What is asked ::
Reproduce every line of the records below without any change, omitting the pictures.

Dataset extract ::
--------

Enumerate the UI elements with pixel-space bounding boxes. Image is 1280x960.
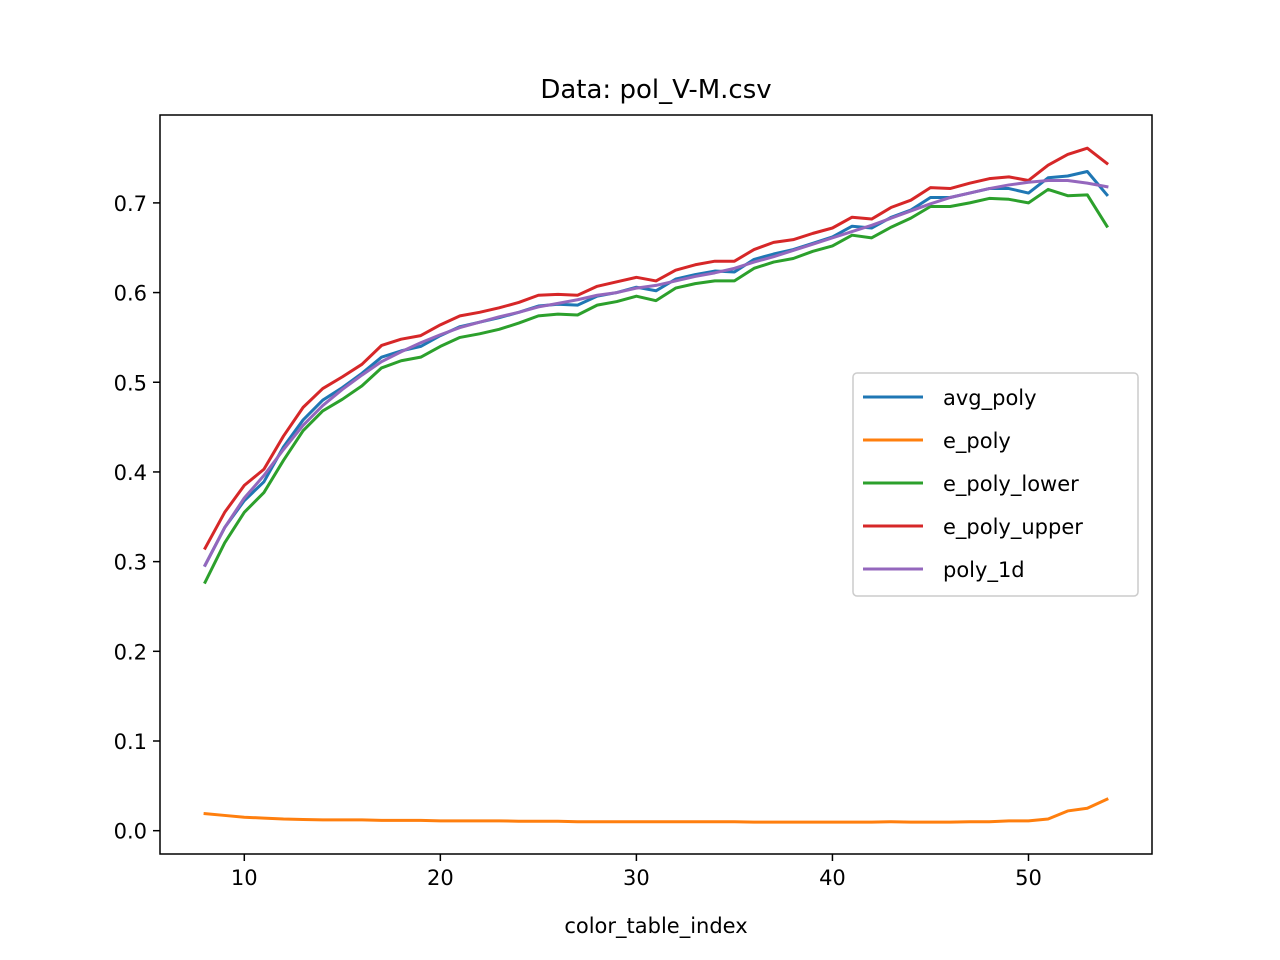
- series-line-e-poly-lower: [203, 187, 1109, 585]
- y-axis: 0.0 0.1 0.2 0.3 0.4 0.5 0.6 0.7: [114, 192, 160, 844]
- x-axis: 10 20 30 40 50: [231, 854, 1042, 890]
- y-tick-label: 0.6: [114, 282, 147, 306]
- y-tick-label: 0.0: [114, 820, 147, 844]
- y-tick-label: 0.7: [114, 192, 147, 216]
- legend: avg_poly e_poly e_poly_lower e_poly_upperpo…: [852, 372, 1139, 597]
- legend-label: e_poly_lower: [943, 472, 1079, 497]
- y-tick-label: 0.1: [114, 730, 147, 754]
- legend-label: e_poly_upper: [943, 515, 1083, 540]
- x-tick-label: 30: [623, 866, 650, 890]
- series-line-e-poly: [203, 797, 1109, 824]
- legend-label: avg_poly: [943, 386, 1037, 411]
- series-line-poly-1d: [203, 178, 1109, 568]
- chart-title: Data: pol_V-M.csv: [540, 75, 771, 105]
- plot-frame: [159, 114, 1153, 855]
- y-tick-label: 0.4: [114, 461, 147, 485]
- legend-label: e_poly: [943, 429, 1011, 454]
- series-line-e-poly-upper: [203, 146, 1110, 551]
- y-tick-label: 0.2: [114, 640, 147, 664]
- legend-label: poly_1d: [943, 558, 1025, 583]
- legend-box: [852, 372, 1139, 597]
- x-tick-label: 50: [1015, 866, 1042, 890]
- y-tick-label: 0.3: [114, 551, 147, 575]
- plot-area: [159, 114, 1153, 855]
- x-tick-label: 20: [427, 866, 454, 890]
- y-tick-label: 0.5: [114, 371, 147, 395]
- x-tick-label: 40: [819, 866, 846, 890]
- x-tick-label: 10: [231, 866, 258, 890]
- x-axis-label: color_table_index: [564, 914, 747, 939]
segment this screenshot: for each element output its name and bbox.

--------

Exercise result ::
Enumerate the UI elements with pixel-space bounding boxes. Image is 1280x960.
- series-line-e-poly-lower: [203, 187, 1109, 585]
- y-axis: 0.0 0.1 0.2 0.3 0.4 0.5 0.6 0.7: [114, 192, 160, 844]
- x-axis: 10 20 30 40 50: [231, 854, 1042, 890]
- y-tick-label: 0.6: [114, 282, 147, 306]
- y-tick-label: 0.0: [114, 820, 147, 844]
- y-tick-label: 0.7: [114, 192, 147, 216]
- legend: avg_poly e_poly e_poly_lower e_poly_upperpo…: [852, 372, 1139, 597]
- legend-label: e_poly_lower: [943, 472, 1079, 497]
- y-tick-label: 0.1: [114, 730, 147, 754]
- legend-label: e_poly_upper: [943, 515, 1083, 540]
- x-tick-label: 30: [623, 866, 650, 890]
- series-line-e-poly: [203, 797, 1109, 824]
- legend-label: avg_poly: [943, 386, 1037, 411]
- series-line-poly-1d: [203, 178, 1109, 568]
- chart-title: Data: pol_V-M.csv: [540, 75, 771, 105]
- plot-frame: [159, 114, 1153, 855]
- y-tick-label: 0.4: [114, 461, 147, 485]
- legend-label: e_poly: [943, 429, 1011, 454]
- series-line-e-poly-upper: [203, 146, 1110, 551]
- y-tick-label: 0.2: [114, 640, 147, 664]
- legend-label: poly_1d: [943, 558, 1025, 583]
- legend-box: [852, 372, 1139, 597]
- x-tick-label: 50: [1015, 866, 1042, 890]
- y-tick-label: 0.3: [114, 551, 147, 575]
- plot-area: [159, 114, 1153, 855]
- x-tick-label: 20: [427, 866, 454, 890]
- y-tick-label: 0.5: [114, 371, 147, 395]
- x-tick-label: 40: [819, 866, 846, 890]
- x-tick-label: 10: [231, 866, 258, 890]
- x-axis-label: color_table_index: [564, 914, 747, 939]
segment this screenshot: for each element output its name and bbox.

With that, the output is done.